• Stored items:

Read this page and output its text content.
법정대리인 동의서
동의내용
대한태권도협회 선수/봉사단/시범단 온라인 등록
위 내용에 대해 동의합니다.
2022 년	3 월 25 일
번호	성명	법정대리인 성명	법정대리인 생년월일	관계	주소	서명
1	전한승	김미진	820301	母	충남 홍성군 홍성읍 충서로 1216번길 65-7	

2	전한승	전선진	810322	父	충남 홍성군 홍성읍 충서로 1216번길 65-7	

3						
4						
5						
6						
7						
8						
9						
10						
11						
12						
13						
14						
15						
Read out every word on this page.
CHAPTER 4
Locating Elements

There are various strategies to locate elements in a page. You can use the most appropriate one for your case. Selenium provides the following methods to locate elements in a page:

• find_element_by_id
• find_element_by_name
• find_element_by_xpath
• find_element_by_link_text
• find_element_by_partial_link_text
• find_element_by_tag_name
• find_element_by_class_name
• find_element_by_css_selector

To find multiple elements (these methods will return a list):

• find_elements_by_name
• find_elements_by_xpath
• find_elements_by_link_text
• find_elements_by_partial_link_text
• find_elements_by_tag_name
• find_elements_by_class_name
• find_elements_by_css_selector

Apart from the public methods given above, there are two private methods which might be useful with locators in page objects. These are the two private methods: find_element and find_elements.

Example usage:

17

• STATED TASK: Give the data again, exactly as it stands.

• OUTPUT FOR THIS TASK:
Read this page and output its text content.
법정대리인 동의서
동의내용
대한태권도협회 선수/봉사단/시범단 온라인 등록
위 내용에 대해 동의합니다.
2022 년	3 월 25 일
번호	성명	법정대리인 성명	법정대리인 생년월일	관계	주소	서명
1	전한승	김미진	820301	母	충남 홍성군 홍성읍 충서로 1216번길 65-7	

2	전한승	전선진	810322	父	충남 홍성군 홍성읍 충서로 1216번길 65-7	

3						
4						
5						
6						
7						
8						
9						
10						
11						
12						
13						
14						
15						
Read out every word on this page.
CHAPTER 4
Locating Elements

There are various strategies to locate elements in a page. You can use the most appropriate one for your case. Selenium provides the following methods to locate elements in a page:

• find_element_by_id
• find_element_by_name
• find_element_by_xpath
• find_element_by_link_text
• find_element_by_partial_link_text
• find_element_by_tag_name
• find_element_by_class_name
• find_element_by_css_selector

To find multiple elements (these methods will return a list):

• find_elements_by_name
• find_elements_by_xpath
• find_elements_by_link_text
• find_elements_by_partial_link_text
• find_elements_by_tag_name
• find_elements_by_class_name
• find_elements_by_css_selector

Apart from the public methods given above, there are two private methods which might be useful with locators in page objects. These are the two private methods: find_element and find_elements.

Example usage:

17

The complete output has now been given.